* _DESCRIPTION OF THE TASK_: Return the whole listing exactly as it stands.

+++ LISTING

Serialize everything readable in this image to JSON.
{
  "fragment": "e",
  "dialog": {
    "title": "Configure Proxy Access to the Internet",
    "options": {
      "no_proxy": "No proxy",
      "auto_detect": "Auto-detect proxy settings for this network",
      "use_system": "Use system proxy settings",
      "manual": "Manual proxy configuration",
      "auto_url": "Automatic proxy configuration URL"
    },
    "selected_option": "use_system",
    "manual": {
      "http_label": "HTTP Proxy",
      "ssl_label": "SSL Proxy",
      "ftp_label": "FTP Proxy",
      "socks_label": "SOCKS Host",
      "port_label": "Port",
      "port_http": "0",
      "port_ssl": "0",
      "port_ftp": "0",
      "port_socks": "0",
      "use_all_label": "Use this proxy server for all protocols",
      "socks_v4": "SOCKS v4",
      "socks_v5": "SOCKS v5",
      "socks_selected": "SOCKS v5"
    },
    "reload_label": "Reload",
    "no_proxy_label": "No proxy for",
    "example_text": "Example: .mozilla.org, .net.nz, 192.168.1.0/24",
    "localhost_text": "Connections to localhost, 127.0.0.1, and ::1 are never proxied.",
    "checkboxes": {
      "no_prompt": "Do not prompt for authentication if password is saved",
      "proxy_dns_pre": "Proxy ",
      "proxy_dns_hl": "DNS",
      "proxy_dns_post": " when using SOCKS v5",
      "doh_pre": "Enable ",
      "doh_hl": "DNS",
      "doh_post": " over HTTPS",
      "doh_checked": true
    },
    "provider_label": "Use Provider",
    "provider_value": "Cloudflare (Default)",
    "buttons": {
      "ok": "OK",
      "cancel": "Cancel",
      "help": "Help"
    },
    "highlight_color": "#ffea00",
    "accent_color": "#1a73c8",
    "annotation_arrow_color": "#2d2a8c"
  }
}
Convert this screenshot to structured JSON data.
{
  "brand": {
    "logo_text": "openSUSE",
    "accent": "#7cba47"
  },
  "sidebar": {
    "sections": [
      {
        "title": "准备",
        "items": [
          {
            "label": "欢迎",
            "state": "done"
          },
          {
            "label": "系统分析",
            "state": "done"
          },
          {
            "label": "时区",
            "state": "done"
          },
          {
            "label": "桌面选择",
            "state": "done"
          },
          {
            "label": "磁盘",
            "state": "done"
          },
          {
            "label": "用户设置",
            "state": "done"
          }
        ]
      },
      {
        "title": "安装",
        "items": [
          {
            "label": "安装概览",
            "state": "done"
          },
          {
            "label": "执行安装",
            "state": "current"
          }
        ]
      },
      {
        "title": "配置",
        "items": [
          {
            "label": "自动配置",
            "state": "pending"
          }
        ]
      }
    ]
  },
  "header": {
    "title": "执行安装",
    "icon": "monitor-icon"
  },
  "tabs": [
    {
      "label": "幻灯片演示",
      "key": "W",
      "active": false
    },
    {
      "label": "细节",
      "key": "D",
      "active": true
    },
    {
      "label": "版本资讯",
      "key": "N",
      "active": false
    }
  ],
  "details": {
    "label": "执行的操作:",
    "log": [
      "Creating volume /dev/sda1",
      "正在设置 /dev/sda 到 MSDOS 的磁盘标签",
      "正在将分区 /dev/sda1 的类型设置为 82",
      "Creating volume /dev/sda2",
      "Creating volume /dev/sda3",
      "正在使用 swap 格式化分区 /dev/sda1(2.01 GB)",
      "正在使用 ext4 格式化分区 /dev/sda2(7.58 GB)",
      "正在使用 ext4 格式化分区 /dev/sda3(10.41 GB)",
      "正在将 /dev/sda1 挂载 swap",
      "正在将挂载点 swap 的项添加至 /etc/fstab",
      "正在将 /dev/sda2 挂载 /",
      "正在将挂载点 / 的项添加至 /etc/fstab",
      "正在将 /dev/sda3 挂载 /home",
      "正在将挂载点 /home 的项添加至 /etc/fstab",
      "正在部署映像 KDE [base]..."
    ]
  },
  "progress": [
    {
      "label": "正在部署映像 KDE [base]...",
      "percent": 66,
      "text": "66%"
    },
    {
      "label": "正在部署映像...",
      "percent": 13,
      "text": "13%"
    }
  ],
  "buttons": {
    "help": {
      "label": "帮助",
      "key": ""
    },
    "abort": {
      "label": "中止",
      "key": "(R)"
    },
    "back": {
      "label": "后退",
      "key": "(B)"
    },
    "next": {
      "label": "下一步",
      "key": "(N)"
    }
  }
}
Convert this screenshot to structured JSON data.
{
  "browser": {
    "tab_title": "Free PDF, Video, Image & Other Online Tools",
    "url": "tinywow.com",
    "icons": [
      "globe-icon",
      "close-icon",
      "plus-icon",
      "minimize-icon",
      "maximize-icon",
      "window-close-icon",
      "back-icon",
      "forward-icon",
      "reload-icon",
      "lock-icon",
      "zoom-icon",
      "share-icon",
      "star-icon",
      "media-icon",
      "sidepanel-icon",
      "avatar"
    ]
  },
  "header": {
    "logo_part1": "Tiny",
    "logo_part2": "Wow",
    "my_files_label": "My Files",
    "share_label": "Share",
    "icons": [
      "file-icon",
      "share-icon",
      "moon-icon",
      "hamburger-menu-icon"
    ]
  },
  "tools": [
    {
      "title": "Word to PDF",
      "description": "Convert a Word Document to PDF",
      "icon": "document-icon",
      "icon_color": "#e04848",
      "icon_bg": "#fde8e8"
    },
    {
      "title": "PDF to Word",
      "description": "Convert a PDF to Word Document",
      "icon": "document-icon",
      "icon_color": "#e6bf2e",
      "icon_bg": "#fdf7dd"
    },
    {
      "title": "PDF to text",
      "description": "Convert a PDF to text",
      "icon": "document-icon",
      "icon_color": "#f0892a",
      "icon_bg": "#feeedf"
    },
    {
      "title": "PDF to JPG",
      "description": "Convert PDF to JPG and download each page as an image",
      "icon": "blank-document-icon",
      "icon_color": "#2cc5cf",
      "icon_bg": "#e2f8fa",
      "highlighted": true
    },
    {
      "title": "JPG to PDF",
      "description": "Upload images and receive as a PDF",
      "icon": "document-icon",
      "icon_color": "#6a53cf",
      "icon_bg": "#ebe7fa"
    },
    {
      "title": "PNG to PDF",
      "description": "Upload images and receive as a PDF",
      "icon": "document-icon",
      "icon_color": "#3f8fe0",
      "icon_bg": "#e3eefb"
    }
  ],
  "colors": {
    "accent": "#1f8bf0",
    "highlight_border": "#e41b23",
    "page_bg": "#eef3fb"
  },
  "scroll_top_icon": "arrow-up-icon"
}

++++++

* _EXERCISE RESULT_:
Serialize everything readable in this image to JSON.
{
  "fragment": "e",
  "dialog": {
    "title": "Configure Proxy Access to the Internet",
    "options": {
      "no_proxy": "No proxy",
      "auto_detect": "Auto-detect proxy settings for this network",
      "use_system": "Use system proxy settings",
      "manual": "Manual proxy configuration",
      "auto_url": "Automatic proxy configuration URL"
    },
    "selected_option": "use_system",
    "manual": {
      "http_label": "HTTP Proxy",
      "ssl_label": "SSL Proxy",
      "ftp_label": "FTP Proxy",
      "socks_label": "SOCKS Host",
      "port_label": "Port",
      "port_http": "0",
      "port_ssl": "0",
      "port_ftp": "0",
      "port_socks": "0",
      "use_all_label": "Use this proxy server for all protocols",
      "socks_v4": "SOCKS v4",
      "socks_v5": "SOCKS v5",
      "socks_selected": "SOCKS v5"
    },
    "reload_label": "Reload",
    "no_proxy_label": "No proxy for",
    "example_text": "Example: .mozilla.org, .net.nz, 192.168.1.0/24",
    "localhost_text": "Connections to localhost, 127.0.0.1, and ::1 are never proxied.",
    "checkboxes": {
      "no_prompt": "Do not prompt for authentication if password is saved",
      "proxy_dns_pre": "Proxy ",
      "proxy_dns_hl": "DNS",
      "proxy_dns_post": " when using SOCKS v5",
      "doh_pre": "Enable ",
      "doh_hl": "DNS",
      "doh_post": " over HTTPS",
      "doh_checked": true
    },
    "provider_label": "Use Provider",
    "provider_value": "Cloudflare (Default)",
    "buttons": {
      "ok": "OK",
      "cancel": "Cancel",
      "help": "Help"
    },
    "highlight_color": "#ffea00",
    "accent_color": "#1a73c8",
    "annotation_arrow_color": "#2d2a8c"
  }
}
Convert this screenshot to structured JSON data.
{
  "brand": {
    "logo_text": "openSUSE",
    "accent": "#7cba47"
  },
  "sidebar": {
    "sections": [
      {
        "title": "准备",
        "items": [
          {
            "label": "欢迎",
            "state": "done"
          },
          {
            "label": "系统分析",
            "state": "done"
          },
          {
            "label": "时区",
            "state": "done"
          },
          {
            "label": "桌面选择",
            "state": "done"
          },
          {
            "label": "磁盘",
            "state": "done"
          },
          {
            "label": "用户设置",
            "state": "done"
          }
        ]
      },
      {
        "title": "安装",
        "items": [
          {
            "label": "安装概览",
            "state": "done"
          },
          {
            "label": "执行安装",
            "state": "current"
          }
        ]
      },
      {
        "title": "配置",
        "items": [
          {
            "label": "自动配置",
            "state": "pending"
          }
        ]
      }
    ]
  },
  "header": {
    "title": "执行安装",
    "icon": "monitor-icon"
  },
  "tabs": [
    {
      "label": "幻灯片演示",
      "key": "W",
      "active": false
    },
    {
      "label": "细节",
      "key": "D",
      "active": true
    },
    {
      "label": "版本资讯",
      "key": "N",
      "active": false
    }
  ],
  "details": {
    "label": "执行的操作:",
    "log": [
      "Creating volume /dev/sda1",
      "正在设置 /dev/sda 到 MSDOS 的磁盘标签",
      "正在将分区 /dev/sda1 的类型设置为 82",
      "Creating volume /dev/sda2",
      "Creating volume /dev/sda3",
      "正在使用 swap 格式化分区 /dev/sda1(2.01 GB)",
      "正在使用 ext4 格式化分区 /dev/sda2(7.58 GB)",
      "正在使用 ext4 格式化分区 /dev/sda3(10.41 GB)",
      "正在将 /dev/sda1 挂载 swap",
      "正在将挂载点 swap 的项添加至 /etc/fstab",
      "正在将 /dev/sda2 挂载 /",
      "正在将挂载点 / 的项添加至 /etc/fstab",
      "正在将 /dev/sda3 挂载 /home",
      "正在将挂载点 /home 的项添加至 /etc/fstab",
      "正在部署映像 KDE [base]..."
    ]
  },
  "progress": [
    {
      "label": "正在部署映像 KDE [base]...",
      "percent": 66,
      "text": "66%"
    },
    {
      "label": "正在部署映像...",
      "percent": 13,
      "text": "13%"
    }
  ],
  "buttons": {
    "help": {
      "label": "帮助",
      "key": ""
    },
    "abort": {
      "label": "中止",
      "key": "(R)"
    },
    "back": {
      "label": "后退",
      "key": "(B)"
    },
    "next": {
      "label": "下一步",
      "key": "(N)"
    }
  }
}
Convert this screenshot to structured JSON data.
{
  "browser": {
    "tab_title": "Free PDF, Video, Image & Other Online Tools",
    "url": "tinywow.com",
    "icons": [
      "globe-icon",
      "close-icon",
      "plus-icon",
      "minimize-icon",
      "maximize-icon",
      "window-close-icon",
      "back-icon",
      "forward-icon",
      "reload-icon",
      "lock-icon",
      "zoom-icon",
      "share-icon",
      "star-icon",
      "media-icon",
      "sidepanel-icon",
      "avatar"
    ]
  },
  "header": {
    "logo_part1": "Tiny",
    "logo_part2": "Wow",
    "my_files_label": "My Files",
    "share_label": "Share",
    "icons": [
      "file-icon",
      "share-icon",
      "moon-icon",
      "hamburger-menu-icon"
    ]
  },
  "tools": [
    {
      "title": "Word to PDF",
      "description": "Convert a Word Document to PDF",
      "icon": "document-icon",
      "icon_color": "#e04848",
      "icon_bg": "#fde8e8"
    },
    {
      "title": "PDF to Word",
      "description": "Convert a PDF to Word Document",
      "icon": "document-icon",
      "icon_color": "#e6bf2e",
      "icon_bg": "#fdf7dd"
    },
    {
      "title": "PDF to text",
      "description": "Convert a PDF to text",
      "icon": "document-icon",
      "icon_color": "#f0892a",
      "icon_bg": "#feeedf"
    },
    {
      "title": "PDF to JPG",
      "description": "Convert PDF to JPG and download each page as an image",
      "icon": "blank-document-icon",
      "icon_color": "#2cc5cf",
      "icon_bg": "#e2f8fa",
      "highlighted": true
    },
    {
      "title": "JPG to PDF",
      "description": "Upload images and receive as a PDF",
      "icon": "document-icon",
      "icon_color": "#6a53cf",
      "icon_bg": "#ebe7fa"
    },
    {
      "title": "PNG to PDF",
      "description": "Upload images and receive as a PDF",
      "icon": "document-icon",
      "icon_color": "#3f8fe0",
      "icon_bg": "#e3eefb"
    }
  ],
  "colors": {
    "accent": "#1f8bf0",
    "highlight_border": "#e41b23",
    "page_bg": "#eef3fb"
  },
  "scroll_top_icon": "arrow-up-icon"
}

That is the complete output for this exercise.